Figure contents as structured data:
:::

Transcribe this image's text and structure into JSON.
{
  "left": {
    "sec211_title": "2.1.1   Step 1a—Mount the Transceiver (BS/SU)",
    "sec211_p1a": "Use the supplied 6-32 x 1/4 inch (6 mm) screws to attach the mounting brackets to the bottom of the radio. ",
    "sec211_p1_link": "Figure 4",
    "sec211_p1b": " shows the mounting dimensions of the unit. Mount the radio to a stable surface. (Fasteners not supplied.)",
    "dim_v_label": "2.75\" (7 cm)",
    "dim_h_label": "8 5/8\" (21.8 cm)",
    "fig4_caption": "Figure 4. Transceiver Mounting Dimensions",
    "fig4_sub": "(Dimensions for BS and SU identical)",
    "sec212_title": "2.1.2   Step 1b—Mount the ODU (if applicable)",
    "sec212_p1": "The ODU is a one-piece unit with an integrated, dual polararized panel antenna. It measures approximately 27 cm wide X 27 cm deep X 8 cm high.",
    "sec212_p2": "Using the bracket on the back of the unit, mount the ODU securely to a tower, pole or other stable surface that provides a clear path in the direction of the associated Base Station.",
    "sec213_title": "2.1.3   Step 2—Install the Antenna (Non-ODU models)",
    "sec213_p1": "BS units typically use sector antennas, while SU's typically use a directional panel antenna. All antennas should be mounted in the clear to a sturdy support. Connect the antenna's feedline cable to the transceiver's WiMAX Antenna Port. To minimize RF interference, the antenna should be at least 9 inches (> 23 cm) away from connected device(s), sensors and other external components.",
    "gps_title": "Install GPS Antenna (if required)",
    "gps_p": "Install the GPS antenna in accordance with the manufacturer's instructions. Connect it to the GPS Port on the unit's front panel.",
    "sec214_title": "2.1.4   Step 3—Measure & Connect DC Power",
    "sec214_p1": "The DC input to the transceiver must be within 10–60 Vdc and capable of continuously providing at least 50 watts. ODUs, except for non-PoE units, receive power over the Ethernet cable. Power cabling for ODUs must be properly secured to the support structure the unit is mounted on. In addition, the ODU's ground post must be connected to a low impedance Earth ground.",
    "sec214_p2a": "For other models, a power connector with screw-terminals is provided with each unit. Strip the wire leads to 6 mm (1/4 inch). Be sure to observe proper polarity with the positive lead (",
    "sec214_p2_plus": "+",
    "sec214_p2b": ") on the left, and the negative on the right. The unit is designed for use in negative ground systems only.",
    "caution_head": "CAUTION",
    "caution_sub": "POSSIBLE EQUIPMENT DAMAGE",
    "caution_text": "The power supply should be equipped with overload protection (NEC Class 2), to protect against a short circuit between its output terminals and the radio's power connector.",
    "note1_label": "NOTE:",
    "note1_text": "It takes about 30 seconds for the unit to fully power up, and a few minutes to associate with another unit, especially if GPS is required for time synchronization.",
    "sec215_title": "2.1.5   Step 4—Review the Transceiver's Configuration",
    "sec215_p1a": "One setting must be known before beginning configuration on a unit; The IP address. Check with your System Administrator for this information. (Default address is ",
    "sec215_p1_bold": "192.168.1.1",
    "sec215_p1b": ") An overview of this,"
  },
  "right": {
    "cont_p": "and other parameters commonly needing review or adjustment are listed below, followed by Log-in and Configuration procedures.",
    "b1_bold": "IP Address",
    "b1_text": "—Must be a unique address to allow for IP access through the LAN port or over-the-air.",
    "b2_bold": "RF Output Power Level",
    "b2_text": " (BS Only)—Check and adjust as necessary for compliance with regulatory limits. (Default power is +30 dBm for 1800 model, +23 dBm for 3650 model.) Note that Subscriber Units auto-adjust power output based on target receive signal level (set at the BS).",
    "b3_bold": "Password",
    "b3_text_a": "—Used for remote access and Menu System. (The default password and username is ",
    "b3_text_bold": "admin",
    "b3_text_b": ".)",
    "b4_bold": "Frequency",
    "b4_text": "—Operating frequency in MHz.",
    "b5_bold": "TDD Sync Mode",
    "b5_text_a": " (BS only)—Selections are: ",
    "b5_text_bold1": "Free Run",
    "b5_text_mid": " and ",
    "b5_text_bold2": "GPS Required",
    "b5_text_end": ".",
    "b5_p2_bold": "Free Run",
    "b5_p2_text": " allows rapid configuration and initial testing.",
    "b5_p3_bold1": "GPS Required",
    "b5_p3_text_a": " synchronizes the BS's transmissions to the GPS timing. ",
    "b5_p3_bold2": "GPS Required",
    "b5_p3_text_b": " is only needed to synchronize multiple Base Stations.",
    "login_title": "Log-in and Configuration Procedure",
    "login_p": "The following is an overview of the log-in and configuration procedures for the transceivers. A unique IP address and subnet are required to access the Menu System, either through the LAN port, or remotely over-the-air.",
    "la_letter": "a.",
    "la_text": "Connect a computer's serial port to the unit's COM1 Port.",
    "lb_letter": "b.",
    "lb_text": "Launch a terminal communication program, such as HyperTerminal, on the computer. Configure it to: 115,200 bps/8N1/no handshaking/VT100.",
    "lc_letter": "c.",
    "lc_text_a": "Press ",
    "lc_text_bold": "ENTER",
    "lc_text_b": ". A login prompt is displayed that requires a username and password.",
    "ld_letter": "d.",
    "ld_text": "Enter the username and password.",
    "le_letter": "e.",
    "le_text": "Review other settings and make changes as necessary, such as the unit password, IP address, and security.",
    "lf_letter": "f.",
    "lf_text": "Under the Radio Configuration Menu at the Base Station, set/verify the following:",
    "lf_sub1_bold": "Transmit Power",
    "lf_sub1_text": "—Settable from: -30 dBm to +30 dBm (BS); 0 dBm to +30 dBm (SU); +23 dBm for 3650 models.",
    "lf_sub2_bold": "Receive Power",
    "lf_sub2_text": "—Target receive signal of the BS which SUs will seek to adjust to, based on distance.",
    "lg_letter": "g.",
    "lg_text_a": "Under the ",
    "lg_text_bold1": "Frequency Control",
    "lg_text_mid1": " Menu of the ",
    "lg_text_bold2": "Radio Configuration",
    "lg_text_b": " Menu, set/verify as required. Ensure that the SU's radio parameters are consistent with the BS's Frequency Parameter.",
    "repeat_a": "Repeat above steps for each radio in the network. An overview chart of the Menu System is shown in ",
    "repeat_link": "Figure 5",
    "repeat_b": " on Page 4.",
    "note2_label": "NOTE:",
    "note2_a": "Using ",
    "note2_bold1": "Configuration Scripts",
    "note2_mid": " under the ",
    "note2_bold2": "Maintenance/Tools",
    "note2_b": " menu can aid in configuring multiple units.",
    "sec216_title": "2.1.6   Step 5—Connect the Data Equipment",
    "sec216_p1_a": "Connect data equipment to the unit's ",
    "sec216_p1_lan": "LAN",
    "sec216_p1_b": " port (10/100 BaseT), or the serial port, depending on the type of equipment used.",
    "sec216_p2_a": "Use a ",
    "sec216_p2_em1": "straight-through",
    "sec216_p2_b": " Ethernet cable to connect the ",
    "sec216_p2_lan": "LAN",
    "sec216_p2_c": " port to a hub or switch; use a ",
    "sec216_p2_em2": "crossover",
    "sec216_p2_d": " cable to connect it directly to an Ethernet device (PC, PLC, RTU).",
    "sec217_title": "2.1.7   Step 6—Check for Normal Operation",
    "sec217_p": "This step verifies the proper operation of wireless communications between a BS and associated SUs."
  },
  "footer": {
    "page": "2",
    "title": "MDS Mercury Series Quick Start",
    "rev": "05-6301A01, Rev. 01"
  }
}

:::

Write out all of the records once more, exactly.

• THE REPLY:
Transcribe this image's text and structure into JSON.
{
  "left": {
    "sec211_title": "2.1.1   Step 1a—Mount the Transceiver (BS/SU)",
    "sec211_p1a": "Use the supplied 6-32 x 1/4 inch (6 mm) screws to attach the mounting brackets to the bottom of the radio. ",
    "sec211_p1_link": "Figure 4",
    "sec211_p1b": " shows the mounting dimensions of the unit. Mount the radio to a stable surface. (Fasteners not supplied.)",
    "dim_v_label": "2.75\" (7 cm)",
    "dim_h_label": "8 5/8\" (21.8 cm)",
    "fig4_caption": "Figure 4. Transceiver Mounting Dimensions",
    "fig4_sub": "(Dimensions for BS and SU identical)",
    "sec212_title": "2.1.2   Step 1b—Mount the ODU (if applicable)",
    "sec212_p1": "The ODU is a one-piece unit with an integrated, dual polararized panel antenna. It measures approximately 27 cm wide X 27 cm deep X 8 cm high.",
    "sec212_p2": "Using the bracket on the back of the unit, mount the ODU securely to a tower, pole or other stable surface that provides a clear path in the direction of the associated Base Station.",
    "sec213_title": "2.1.3   Step 2—Install the Antenna (Non-ODU models)",
    "sec213_p1": "BS units typically use sector antennas, while SU's typically use a directional panel antenna. All antennas should be mounted in the clear to a sturdy support. Connect the antenna's feedline cable to the transceiver's WiMAX Antenna Port. To minimize RF interference, the antenna should be at least 9 inches (> 23 cm) away from connected device(s), sensors and other external components.",
    "gps_title": "Install GPS Antenna (if required)",
    "gps_p": "Install the GPS antenna in accordance with the manufacturer's instructions. Connect it to the GPS Port on the unit's front panel.",
    "sec214_title": "2.1.4   Step 3—Measure & Connect DC Power",
    "sec214_p1": "The DC input to the transceiver must be within 10–60 Vdc and capable of continuously providing at least 50 watts. ODUs, except for non-PoE units, receive power over the Ethernet cable. Power cabling for ODUs must be properly secured to the support structure the unit is mounted on. In addition, the ODU's ground post must be connected to a low impedance Earth ground.",
    "sec214_p2a": "For other models, a power connector with screw-terminals is provided with each unit. Strip the wire leads to 6 mm (1/4 inch). Be sure to observe proper polarity with the positive lead (",
    "sec214_p2_plus": "+",
    "sec214_p2b": ") on the left, and the negative on the right. The unit is designed for use in negative ground systems only.",
    "caution_head": "CAUTION",
    "caution_sub": "POSSIBLE EQUIPMENT DAMAGE",
    "caution_text": "The power supply should be equipped with overload protection (NEC Class 2), to protect against a short circuit between its output terminals and the radio's power connector.",
    "note1_label": "NOTE:",
    "note1_text": "It takes about 30 seconds for the unit to fully power up, and a few minutes to associate with another unit, especially if GPS is required for time synchronization.",
    "sec215_title": "2.1.5   Step 4—Review the Transceiver's Configuration",
    "sec215_p1a": "One setting must be known before beginning configuration on a unit; The IP address. Check with your System Administrator for this information. (Default address is ",
    "sec215_p1_bold": "192.168.1.1",
    "sec215_p1b": ") An overview of this,"
  },
  "right": {
    "cont_p": "and other parameters commonly needing review or adjustment are listed below, followed by Log-in and Configuration procedures.",
    "b1_bold": "IP Address",
    "b1_text": "—Must be a unique address to allow for IP access through the LAN port or over-the-air.",
    "b2_bold": "RF Output Power Level",
    "b2_text": " (BS Only)—Check and adjust as necessary for compliance with regulatory limits. (Default power is +30 dBm for 1800 model, +23 dBm for 3650 model.) Note that Subscriber Units auto-adjust power output based on target receive signal level (set at the BS).",
    "b3_bold": "Password",
    "b3_text_a": "—Used for remote access and Menu System. (The default password and username is ",
    "b3_text_bold": "admin",
    "b3_text_b": ".)",
    "b4_bold": "Frequency",
    "b4_text": "—Operating frequency in MHz.",
    "b5_bold": "TDD Sync Mode",
    "b5_text_a": " (BS only)—Selections are: ",
    "b5_text_bold1": "Free Run",
    "b5_text_mid": " and ",
    "b5_text_bold2": "GPS Required",
    "b5_text_end": ".",
    "b5_p2_bold": "Free Run",
    "b5_p2_text": " allows rapid configuration and initial testing.",
    "b5_p3_bold1": "GPS Required",
    "b5_p3_text_a": " synchronizes the BS's transmissions to the GPS timing. ",
    "b5_p3_bold2": "GPS Required",
    "b5_p3_text_b": " is only needed to synchronize multiple Base Stations.",
    "login_title": "Log-in and Configuration Procedure",
    "login_p": "The following is an overview of the log-in and configuration procedures for the transceivers. A unique IP address and subnet are required to access the Menu System, either through the LAN port, or remotely over-the-air.",
    "la_letter": "a.",
    "la_text": "Connect a computer's serial port to the unit's COM1 Port.",
    "lb_letter": "b.",
    "lb_text": "Launch a terminal communication program, such as HyperTerminal, on the computer. Configure it to: 115,200 bps/8N1/no handshaking/VT100.",
    "lc_letter": "c.",
    "lc_text_a": "Press ",
    "lc_text_bold": "ENTER",
    "lc_text_b": ". A login prompt is displayed that requires a username and password.",
    "ld_letter": "d.",
    "ld_text": "Enter the username and password.",
    "le_letter": "e.",
    "le_text": "Review other settings and make changes as necessary, such as the unit password, IP address, and security.",
    "lf_letter": "f.",
    "lf_text": "Under the Radio Configuration Menu at the Base Station, set/verify the following:",
    "lf_sub1_bold": "Transmit Power",
    "lf_sub1_text": "—Settable from: -30 dBm to +30 dBm (BS); 0 dBm to +30 dBm (SU); +23 dBm for 3650 models.",
    "lf_sub2_bold": "Receive Power",
    "lf_sub2_text": "—Target receive signal of the BS which SUs will seek to adjust to, based on distance.",
    "lg_letter": "g.",
    "lg_text_a": "Under the ",
    "lg_text_bold1": "Frequency Control",
    "lg_text_mid1": " Menu of the ",
    "lg_text_bold2": "Radio Configuration",
    "lg_text_b": " Menu, set/verify as required. Ensure that the SU's radio parameters are consistent with the BS's Frequency Parameter.",
    "repeat_a": "Repeat above steps for each radio in the network. An overview chart of the Menu System is shown in ",
    "repeat_link": "Figure 5",
    "repeat_b": " on Page 4.",
    "note2_label": "NOTE:",
    "note2_a": "Using ",
    "note2_bold1": "Configuration Scripts",
    "note2_mid": " under the ",
    "note2_bold2": "Maintenance/Tools",
    "note2_b": " menu can aid in configuring multiple units.",
    "sec216_title": "2.1.6   Step 5—Connect the Data Equipment",
    "sec216_p1_a": "Connect data equipment to the unit's ",
    "sec216_p1_lan": "LAN",
    "sec216_p1_b": " port (10/100 BaseT), or the serial port, depending on the type of equipment used.",
    "sec216_p2_a": "Use a ",
    "sec216_p2_em1": "straight-through",
    "sec216_p2_b": " Ethernet cable to connect the ",
    "sec216_p2_lan": "LAN",
    "sec216_p2_c": " port to a hub or switch; use a ",
    "sec216_p2_em2": "crossover",
    "sec216_p2_d": " cable to connect it directly to an Ethernet device (PC, PLC, RTU).",
    "sec217_title": "2.1.7   Step 6—Check for Normal Operation",
    "sec217_p": "This step verifies the proper operation of wireless communications between a BS and associated SUs."
  },
  "footer": {
    "page": "2",
    "title": "MDS Mercury Series Quick Start",
    "rev": "05-6301A01, Rev. 01"
  }
}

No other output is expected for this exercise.